■ **Task to complete**
Every line in the listing is to be echoed verbatim.

-- BEGIN Dataset entries --

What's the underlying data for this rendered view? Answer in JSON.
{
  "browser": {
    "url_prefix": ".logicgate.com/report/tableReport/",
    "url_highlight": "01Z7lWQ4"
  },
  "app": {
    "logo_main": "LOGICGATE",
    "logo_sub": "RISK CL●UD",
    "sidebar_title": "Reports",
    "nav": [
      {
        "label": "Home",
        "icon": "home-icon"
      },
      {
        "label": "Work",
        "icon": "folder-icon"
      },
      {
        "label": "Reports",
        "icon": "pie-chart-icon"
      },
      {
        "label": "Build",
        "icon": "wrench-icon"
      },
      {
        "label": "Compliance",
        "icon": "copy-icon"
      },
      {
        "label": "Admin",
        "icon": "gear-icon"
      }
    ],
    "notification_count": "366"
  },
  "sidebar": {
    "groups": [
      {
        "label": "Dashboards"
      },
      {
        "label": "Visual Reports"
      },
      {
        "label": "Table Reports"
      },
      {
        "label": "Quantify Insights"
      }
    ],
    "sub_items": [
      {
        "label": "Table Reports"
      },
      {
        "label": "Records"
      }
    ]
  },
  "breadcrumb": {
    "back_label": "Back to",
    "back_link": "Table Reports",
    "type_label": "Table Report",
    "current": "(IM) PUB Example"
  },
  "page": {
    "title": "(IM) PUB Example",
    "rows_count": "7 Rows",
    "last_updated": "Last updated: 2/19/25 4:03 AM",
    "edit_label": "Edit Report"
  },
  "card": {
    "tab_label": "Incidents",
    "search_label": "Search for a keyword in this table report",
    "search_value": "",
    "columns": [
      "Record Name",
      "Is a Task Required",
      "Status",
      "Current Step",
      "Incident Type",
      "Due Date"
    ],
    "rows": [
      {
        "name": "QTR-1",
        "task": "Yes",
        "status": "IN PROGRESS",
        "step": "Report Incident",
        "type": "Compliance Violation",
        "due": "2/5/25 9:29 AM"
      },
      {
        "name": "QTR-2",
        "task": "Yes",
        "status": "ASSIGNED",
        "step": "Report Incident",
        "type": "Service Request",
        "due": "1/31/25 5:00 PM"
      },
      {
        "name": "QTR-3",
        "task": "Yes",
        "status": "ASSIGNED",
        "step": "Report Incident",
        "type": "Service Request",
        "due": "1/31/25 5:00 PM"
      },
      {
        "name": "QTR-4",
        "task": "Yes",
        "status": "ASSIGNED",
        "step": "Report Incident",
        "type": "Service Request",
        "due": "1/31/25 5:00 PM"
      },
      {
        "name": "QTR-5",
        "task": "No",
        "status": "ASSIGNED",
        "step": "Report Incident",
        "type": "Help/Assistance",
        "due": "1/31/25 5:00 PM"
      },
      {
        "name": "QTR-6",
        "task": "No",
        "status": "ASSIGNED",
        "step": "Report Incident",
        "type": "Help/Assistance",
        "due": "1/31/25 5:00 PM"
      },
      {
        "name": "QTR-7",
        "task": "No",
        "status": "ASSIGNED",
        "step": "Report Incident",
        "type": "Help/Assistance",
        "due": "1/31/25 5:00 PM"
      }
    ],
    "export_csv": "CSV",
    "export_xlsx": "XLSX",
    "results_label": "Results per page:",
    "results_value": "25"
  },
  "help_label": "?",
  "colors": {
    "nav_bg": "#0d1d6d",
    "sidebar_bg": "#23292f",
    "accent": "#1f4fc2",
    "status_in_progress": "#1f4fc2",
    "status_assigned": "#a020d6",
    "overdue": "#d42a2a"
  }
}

-- END Dataset entries --

■ **The answer**
What's the underlying data for this rendered view? Answer in JSON.
{
  "browser": {
    "url_prefix": ".logicgate.com/report/tableReport/",
    "url_highlight": "01Z7lWQ4"
  },
  "app": {
    "logo_main": "LOGICGATE",
    "logo_sub": "RISK CL●UD",
    "sidebar_title": "Reports",
    "nav": [
      {
        "label": "Home",
        "icon": "home-icon"
      },
      {
        "label": "Work",
        "icon": "folder-icon"
      },
      {
        "label": "Reports",
        "icon": "pie-chart-icon"
      },
      {
        "label": "Build",
        "icon": "wrench-icon"
      },
      {
        "label": "Compliance",
        "icon": "copy-icon"
      },
      {
        "label": "Admin",
        "icon": "gear-icon"
      }
    ],
    "notification_count": "366"
  },
  "sidebar": {
    "groups": [
      {
        "label": "Dashboards"
      },
      {
        "label": "Visual Reports"
      },
      {
        "label": "Table Reports"
      },
      {
        "label": "Quantify Insights"
      }
    ],
    "sub_items": [
      {
        "label": "Table Reports"
      },
      {
        "label": "Records"
      }
    ]
  },
  "breadcrumb": {
    "back_label": "Back to",
    "back_link": "Table Reports",
    "type_label": "Table Report",
    "current": "(IM) PUB Example"
  },
  "page": {
    "title": "(IM) PUB Example",
    "rows_count": "7 Rows",
    "last_updated": "Last updated: 2/19/25 4:03 AM",
    "edit_label": "Edit Report"
  },
  "card": {
    "tab_label": "Incidents",
    "search_label": "Search for a keyword in this table report",
    "search_value": "",
    "columns": [
      "Record Name",
      "Is a Task Required",
      "Status",
      "Current Step",
      "Incident Type",
      "Due Date"
    ],
    "rows": [
      {
        "name": "QTR-1",
        "task": "Yes",
        "status": "IN PROGRESS",
        "step": "Report Incident",
        "type": "Compliance Violation",
        "due": "2/5/25 9:29 AM"
      },
      {
        "name": "QTR-2",
        "task": "Yes",
        "status": "ASSIGNED",
        "step": "Report Incident",
        "type": "Service Request",
        "due": "1/31/25 5:00 PM"
      },
      {
        "name": "QTR-3",
        "task": "Yes",
        "status": "ASSIGNED",
        "step": "Report Incident",
        "type": "Service Request",
        "due": "1/31/25 5:00 PM"
      },
      {
        "name": "QTR-4",
        "task": "Yes",
        "status": "ASSIGNED",
        "step": "Report Incident",
        "type": "Service Request",
        "due": "1/31/25 5:00 PM"
      },
      {
        "name": "QTR-5",
        "task": "No",
        "status": "ASSIGNED",
        "step": "Report Incident",
        "type": "Help/Assistance",
        "due": "1/31/25 5:00 PM"
      },
      {
        "name": "QTR-6",
        "task": "No",
        "status": "ASSIGNED",
        "step": "Report Incident",
        "type": "Help/Assistance",
        "due": "1/31/25 5:00 PM"
      },
      {
        "name": "QTR-7",
        "task": "No",
        "status": "ASSIGNED",
        "step": "Report Incident",
        "type": "Help/Assistance",
        "due": "1/31/25 5:00 PM"
      }
    ],
    "export_csv": "CSV",
    "export_xlsx": "XLSX",
    "results_label": "Results per page:",
    "results_value": "25"
  },
  "help_label": "?",
  "colors": {
    "nav_bg": "#0d1d6d",
    "sidebar_bg": "#23292f",
    "accent": "#1f4fc2",
    "status_in_progress": "#1f4fc2",
    "status_assigned": "#a020d6",
    "overdue": "#d42a2a"
  }
}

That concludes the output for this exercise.